**Your task:** Rewrite every line of the records below, changing each "footer-link" to "bottom-link" and leaving everything else as it is. Omit the pictures from your answer.

**Data extract:**
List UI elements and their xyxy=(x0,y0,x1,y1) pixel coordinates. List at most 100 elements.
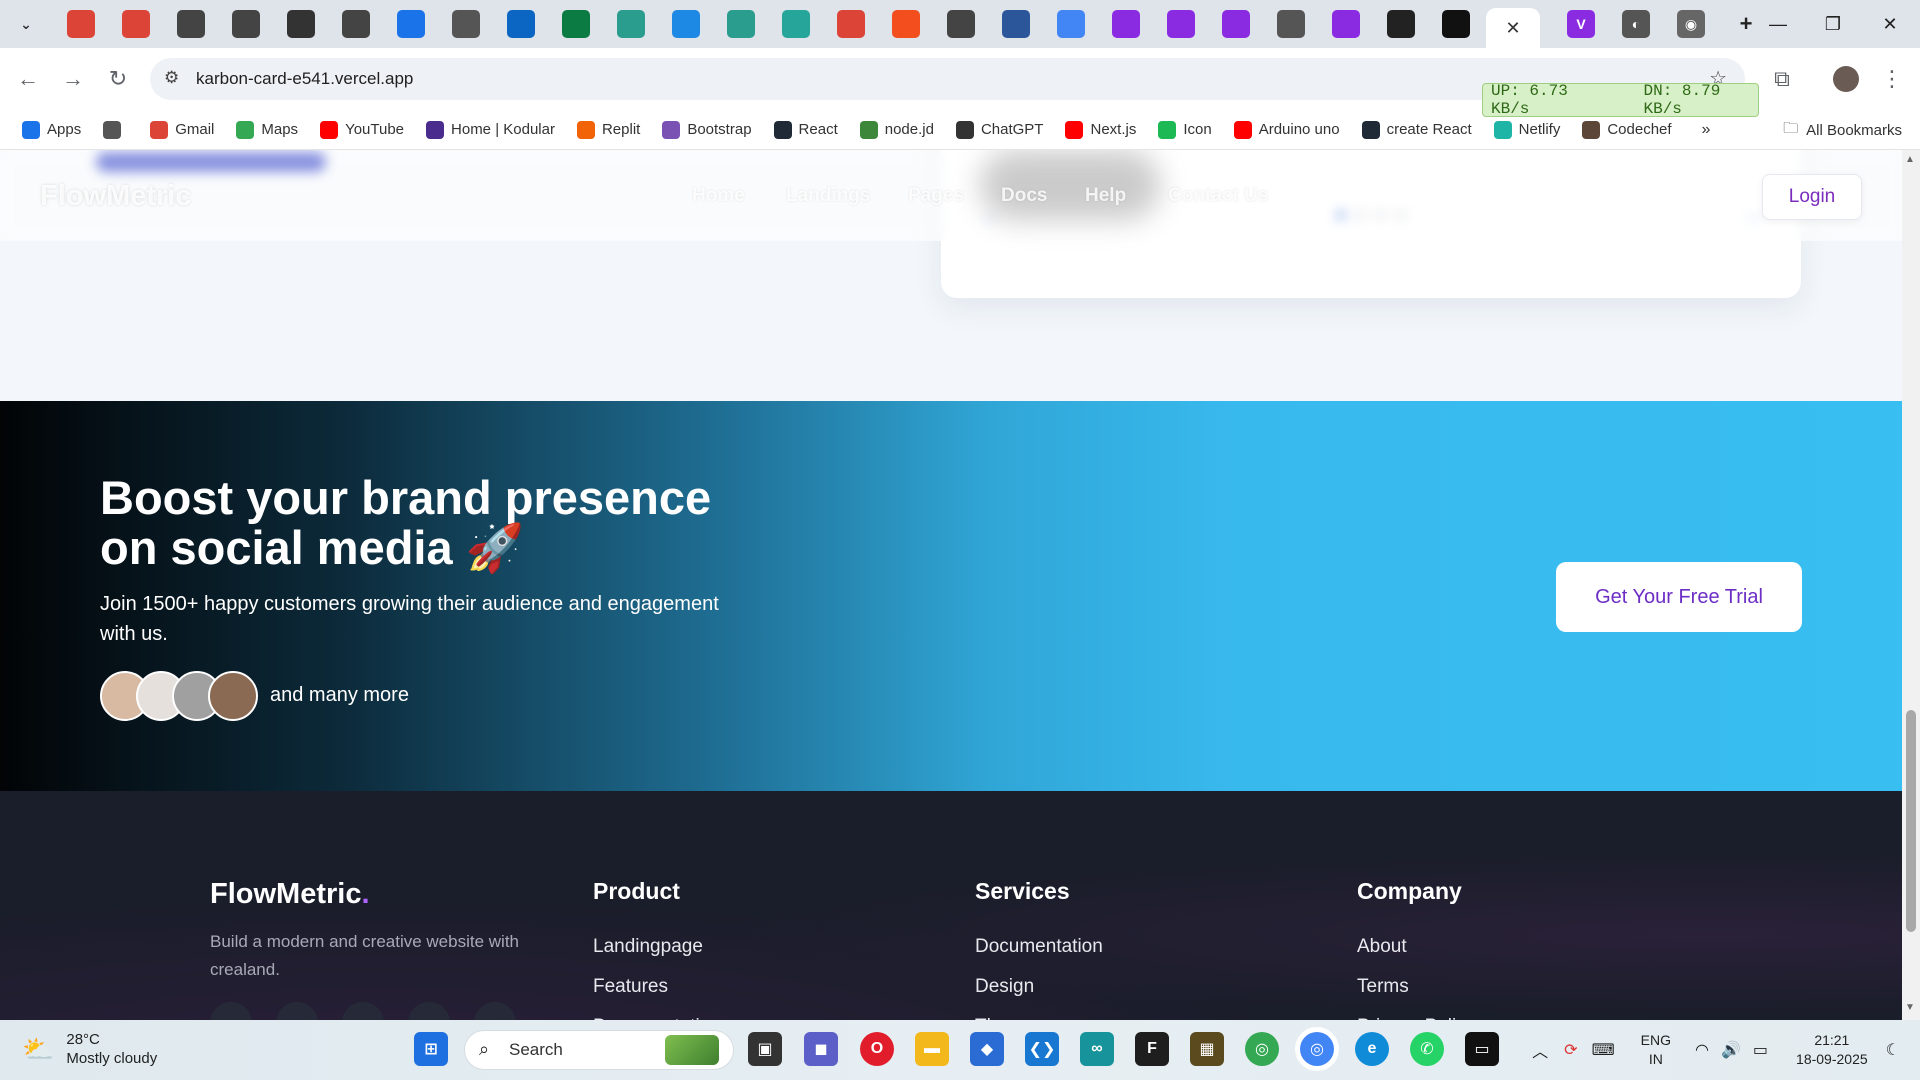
bookmark-item[interactable]: create React xyxy=(1361,120,1472,139)
tab-favicon-icon[interactable] xyxy=(507,10,535,38)
arduino-icon[interactable]: ∞ xyxy=(1080,1032,1114,1066)
social-icon[interactable] xyxy=(408,1002,450,1020)
opera-icon[interactable]: O xyxy=(860,1032,894,1066)
maximize-icon[interactable]: ❐ xyxy=(1805,0,1861,48)
close-window-icon[interactable]: ✕ xyxy=(1862,0,1918,48)
footer-link[interactable]: Themes xyxy=(975,1007,1103,1020)
free-trial-button[interactable]: Get Your Free Trial xyxy=(1556,562,1802,632)
nav-home[interactable]: Home xyxy=(692,185,745,207)
menu-kebab-icon[interactable]: ⋮ xyxy=(1874,61,1910,97)
chevron-up-icon[interactable]: ︿ xyxy=(1532,1038,1548,1062)
figma-icon[interactable]: F xyxy=(1135,1032,1169,1066)
tab-favicon-icon[interactable] xyxy=(837,10,865,38)
tab-icon[interactable]: ◐ xyxy=(1622,10,1650,38)
bookmark-item[interactable]: Replit xyxy=(576,120,640,139)
tab-favicon-icon[interactable] xyxy=(177,10,205,38)
tab-favicon-icon[interactable] xyxy=(342,10,370,38)
tab-favicon-icon[interactable] xyxy=(672,10,700,38)
profile-avatar[interactable] xyxy=(1828,61,1864,97)
back-icon[interactable]: ← xyxy=(10,61,46,97)
bookmark-item[interactable]: Home | Kodular xyxy=(426,120,555,139)
reload-icon[interactable]: ↻ xyxy=(100,61,136,97)
footer-link[interactable]: Landingpage xyxy=(593,927,721,967)
whatsapp-icon[interactable]: ✆ xyxy=(1410,1032,1444,1066)
edge-icon[interactable]: e xyxy=(1355,1032,1389,1066)
footer-link[interactable]: Features xyxy=(593,967,721,1007)
nav-contact-us[interactable]: Contact Us xyxy=(1168,185,1268,207)
clock[interactable]: 21:21 18-09-2025 xyxy=(1796,1031,1868,1069)
footer-link[interactable]: Documentation xyxy=(593,1007,721,1020)
tab-favicon-icon[interactable] xyxy=(452,10,480,38)
vscode-icon[interactable]: ❮❯ xyxy=(1025,1032,1059,1066)
tab-favicon-icon[interactable] xyxy=(1277,10,1305,38)
tab-favicon-icon[interactable] xyxy=(287,10,315,38)
bookmark-item[interactable]: Maps xyxy=(236,120,298,139)
page-scrollbar[interactable]: ▲ ▼ xyxy=(1902,150,1920,1020)
bookmark-item[interactable]: Next.js xyxy=(1065,120,1136,139)
extensions-icon[interactable]: ⧉ xyxy=(1764,61,1800,97)
nav-landings[interactable]: Landings xyxy=(786,185,870,207)
bookmark-item[interactable]: node.jd xyxy=(859,120,934,139)
tab-search-dropdown-icon[interactable]: ⌄ xyxy=(12,10,40,38)
social-icon[interactable] xyxy=(210,1002,252,1020)
terminal-icon[interactable]: ▭ xyxy=(1465,1032,1499,1066)
bookmark-item[interactable]: Arduino uno xyxy=(1233,120,1340,139)
bookmark-item[interactable]: Gmail xyxy=(150,120,214,139)
footer-logo[interactable]: FlowMetric. xyxy=(210,878,370,911)
teams-meet-icon[interactable]: ◼ xyxy=(804,1032,838,1066)
nav-help[interactable]: Help xyxy=(1085,185,1126,207)
nav-docs[interactable]: Docs xyxy=(1001,185,1047,207)
bookmarks-overflow-icon[interactable]: » xyxy=(1702,121,1711,139)
tab-favicon-icon[interactable] xyxy=(232,10,260,38)
tab-favicon-icon[interactable] xyxy=(892,10,920,38)
chrome-icon[interactable]: ◎ xyxy=(1245,1032,1279,1066)
bookmark-item[interactable]: Icon xyxy=(1158,120,1212,139)
footer-link[interactable]: About xyxy=(1357,927,1475,967)
scrollbar-thumb[interactable] xyxy=(1906,710,1916,932)
tab-favicon-icon[interactable] xyxy=(1387,10,1415,38)
tab-favicon-icon[interactable] xyxy=(1222,10,1250,38)
footer-link[interactable]: Privacy Policy xyxy=(1357,1007,1475,1020)
tab-favicon-icon[interactable] xyxy=(782,10,810,38)
tab-favicon-icon[interactable] xyxy=(122,10,150,38)
tab-favicon-icon[interactable] xyxy=(947,10,975,38)
tab-favicon-icon[interactable] xyxy=(1442,10,1470,38)
start-windows-icon[interactable]: ⊞ xyxy=(414,1032,448,1066)
microsoft-store-icon[interactable]: ◆ xyxy=(970,1032,1004,1066)
task-view-icon[interactable]: ▣ xyxy=(748,1032,782,1066)
all-bookmarks-button[interactable]: 🗀 All Bookmarks xyxy=(1783,110,1902,150)
taskbar-search[interactable]: ⌕ Search xyxy=(464,1030,734,1070)
bookmark-item[interactable] xyxy=(103,120,128,139)
footer-link[interactable]: Terms xyxy=(1357,967,1475,1007)
tab-favicon-icon[interactable] xyxy=(67,10,95,38)
social-icon[interactable] xyxy=(276,1002,318,1020)
bookmark-item[interactable]: Codechef xyxy=(1582,120,1672,139)
tab-favicon-icon[interactable] xyxy=(1057,10,1085,38)
scroll-down-icon[interactable]: ▼ xyxy=(1905,1002,1915,1013)
tab-favicon-icon[interactable] xyxy=(562,10,590,38)
bookmark-item[interactable]: ChatGPT xyxy=(955,120,1043,139)
tab-icon[interactable]: ◉ xyxy=(1677,10,1705,38)
tab-favicon-icon[interactable] xyxy=(1112,10,1140,38)
minimize-icon[interactable]: — xyxy=(1750,0,1806,48)
app-icon[interactable]: ▦ xyxy=(1190,1032,1224,1066)
tab-favicon-icon[interactable] xyxy=(617,10,645,38)
tab-favicon-icon[interactable] xyxy=(1002,10,1030,38)
wifi-icon[interactable]: ◠ xyxy=(1695,1040,1709,1060)
nav-pages[interactable]: Pages xyxy=(908,185,964,207)
bookmark-item[interactable]: Bootstrap xyxy=(662,120,752,139)
active-tab-close-icon[interactable]: ✕ xyxy=(1486,8,1540,48)
tab-favicon-icon[interactable] xyxy=(1332,10,1360,38)
volume-icon[interactable]: 🔊 xyxy=(1721,1040,1741,1060)
bookmark-item[interactable]: React xyxy=(773,120,838,139)
weather-widget[interactable]: ⛅ 28°C Mostly cloudy xyxy=(22,1030,157,1068)
site-logo[interactable]: FlowMetric xyxy=(40,180,191,213)
login-button[interactable]: Login xyxy=(1762,174,1862,220)
social-icon[interactable] xyxy=(474,1002,516,1020)
bookmark-item[interactable]: YouTube xyxy=(320,120,404,139)
language-indicator[interactable]: ENG IN xyxy=(1641,1031,1671,1069)
notifications-icon[interactable]: ☾ xyxy=(1886,1040,1900,1060)
bookmark-item[interactable]: Apps xyxy=(22,120,81,139)
tab-favicon-icon[interactable] xyxy=(1167,10,1195,38)
bookmark-item[interactable]: Netlify xyxy=(1493,120,1560,139)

**In response:**
List UI elements and their xyxy=(x0,y0,x1,y1) pixel coordinates. List at most 100 elements.
bookmark-item[interactable]: create React xyxy=(1361,120,1472,139)
tab-favicon-icon[interactable] xyxy=(507,10,535,38)
arduino-icon[interactable]: ∞ xyxy=(1080,1032,1114,1066)
social-icon[interactable] xyxy=(408,1002,450,1020)
opera-icon[interactable]: O xyxy=(860,1032,894,1066)
maximize-icon[interactable]: ❐ xyxy=(1805,0,1861,48)
close-window-icon[interactable]: ✕ xyxy=(1862,0,1918,48)
bottom-link[interactable]: Themes xyxy=(975,1007,1103,1020)
free-trial-button[interactable]: Get Your Free Trial xyxy=(1556,562,1802,632)
nav-home[interactable]: Home xyxy=(692,185,745,207)
menu-kebab-icon[interactable]: ⋮ xyxy=(1874,61,1910,97)
chevron-up-icon[interactable]: ︿ xyxy=(1532,1038,1548,1062)
figma-icon[interactable]: F xyxy=(1135,1032,1169,1066)
tab-favicon-icon[interactable] xyxy=(837,10,865,38)
tab-icon[interactable]: ◐ xyxy=(1622,10,1650,38)
bookmark-item[interactable]: Replit xyxy=(576,120,640,139)
tab-favicon-icon[interactable] xyxy=(177,10,205,38)
tab-favicon-icon[interactable] xyxy=(342,10,370,38)
tab-favicon-icon[interactable] xyxy=(672,10,700,38)
profile-avatar[interactable] xyxy=(1828,61,1864,97)
back-icon[interactable]: ← xyxy=(10,61,46,97)
bookmark-item[interactable]: Home | Kodular xyxy=(426,120,555,139)
reload-icon[interactable]: ↻ xyxy=(100,61,136,97)
bottom-link[interactable]: Landingpage xyxy=(593,927,721,967)
whatsapp-icon[interactable]: ✆ xyxy=(1410,1032,1444,1066)
edge-icon[interactable]: e xyxy=(1355,1032,1389,1066)
bottom-link[interactable]: Features xyxy=(593,967,721,1007)
nav-contact-us[interactable]: Contact Us xyxy=(1168,185,1268,207)
clock[interactable]: 21:21 18-09-2025 xyxy=(1796,1031,1868,1069)
bottom-link[interactable]: Documentation xyxy=(593,1007,721,1020)
tab-favicon-icon[interactable] xyxy=(452,10,480,38)
vscode-icon[interactable]: ❮❯ xyxy=(1025,1032,1059,1066)
tab-favicon-icon[interactable] xyxy=(1277,10,1305,38)
tab-favicon-icon[interactable] xyxy=(287,10,315,38)
bookmark-item[interactable]: Maps xyxy=(236,120,298,139)
page-scrollbar[interactable]: ▲ ▼ xyxy=(1902,150,1920,1020)
bookmark-item[interactable]: Next.js xyxy=(1065,120,1136,139)
extensions-icon[interactable]: ⧉ xyxy=(1764,61,1800,97)
nav-landings[interactable]: Landings xyxy=(786,185,870,207)
bookmark-item[interactable]: node.jd xyxy=(859,120,934,139)
tab-search-dropdown-icon[interactable]: ⌄ xyxy=(12,10,40,38)
social-icon[interactable] xyxy=(210,1002,252,1020)
terminal-icon[interactable]: ▭ xyxy=(1465,1032,1499,1066)
bookmark-item[interactable]: Arduino uno xyxy=(1233,120,1340,139)
bookmark-item[interactable]: Gmail xyxy=(150,120,214,139)
footer-logo[interactable]: FlowMetric. xyxy=(210,878,370,911)
teams-meet-icon[interactable]: ◼ xyxy=(804,1032,838,1066)
nav-help[interactable]: Help xyxy=(1085,185,1126,207)
nav-docs[interactable]: Docs xyxy=(1001,185,1047,207)
bookmarks-overflow-icon[interactable]: » xyxy=(1702,121,1711,139)
tab-favicon-icon[interactable] xyxy=(232,10,260,38)
tab-favicon-icon[interactable] xyxy=(892,10,920,38)
chrome-icon[interactable]: ◎ xyxy=(1245,1032,1279,1066)
bookmark-item[interactable]: Icon xyxy=(1158,120,1212,139)
bottom-link[interactable]: About xyxy=(1357,927,1475,967)
scrollbar-thumb[interactable] xyxy=(1906,710,1916,932)
tab-favicon-icon[interactable] xyxy=(1387,10,1415,38)
tab-favicon-icon[interactable] xyxy=(1222,10,1250,38)
bottom-link[interactable]: Privacy Policy xyxy=(1357,1007,1475,1020)
tab-favicon-icon[interactable] xyxy=(782,10,810,38)
tab-favicon-icon[interactable] xyxy=(122,10,150,38)
tab-favicon-icon[interactable] xyxy=(947,10,975,38)
tab-favicon-icon[interactable] xyxy=(1442,10,1470,38)
start-windows-icon[interactable]: ⊞ xyxy=(414,1032,448,1066)
microsoft-store-icon[interactable]: ◆ xyxy=(970,1032,1004,1066)
task-view-icon[interactable]: ▣ xyxy=(748,1032,782,1066)
all-bookmarks-button[interactable]: 🗀 All Bookmarks xyxy=(1783,110,1902,150)
taskbar-search[interactable]: ⌕ Search xyxy=(464,1030,734,1070)
bookmark-item[interactable] xyxy=(103,120,128,139)
bottom-link[interactable]: Terms xyxy=(1357,967,1475,1007)
tab-favicon-icon[interactable] xyxy=(67,10,95,38)
social-icon[interactable] xyxy=(276,1002,318,1020)
bookmark-item[interactable]: Codechef xyxy=(1582,120,1672,139)
tab-favicon-icon[interactable] xyxy=(1057,10,1085,38)
scroll-down-icon[interactable]: ▼ xyxy=(1905,1002,1915,1013)
tab-favicon-icon[interactable] xyxy=(562,10,590,38)
bookmark-item[interactable]: ChatGPT xyxy=(955,120,1043,139)
tab-icon[interactable]: ◉ xyxy=(1677,10,1705,38)
tab-favicon-icon[interactable] xyxy=(1112,10,1140,38)
minimize-icon[interactable]: — xyxy=(1750,0,1806,48)
app-icon[interactable]: ▦ xyxy=(1190,1032,1224,1066)
tab-favicon-icon[interactable] xyxy=(617,10,645,38)
tab-favicon-icon[interactable] xyxy=(1002,10,1030,38)
wifi-icon[interactable]: ◠ xyxy=(1695,1040,1709,1060)
nav-pages[interactable]: Pages xyxy=(908,185,964,207)
bookmark-item[interactable]: Bootstrap xyxy=(662,120,752,139)
active-tab-close-icon[interactable]: ✕ xyxy=(1486,8,1540,48)
tab-favicon-icon[interactable] xyxy=(1332,10,1360,38)
volume-icon[interactable]: 🔊 xyxy=(1721,1040,1741,1060)
bookmark-item[interactable]: React xyxy=(773,120,838,139)
weather-widget[interactable]: ⛅ 28°C Mostly cloudy xyxy=(22,1030,157,1068)
site-logo[interactable]: FlowMetric xyxy=(40,180,191,213)
login-button[interactable]: Login xyxy=(1762,174,1862,220)
social-icon[interactable] xyxy=(474,1002,516,1020)
bookmark-item[interactable]: YouTube xyxy=(320,120,404,139)
language-indicator[interactable]: ENG IN xyxy=(1641,1031,1671,1069)
notifications-icon[interactable]: ☾ xyxy=(1886,1040,1900,1060)
bookmark-item[interactable]: Apps xyxy=(22,120,81,139)
tab-favicon-icon[interactable] xyxy=(1167,10,1195,38)
bookmark-item[interactable]: Netlify xyxy=(1493,120,1560,139)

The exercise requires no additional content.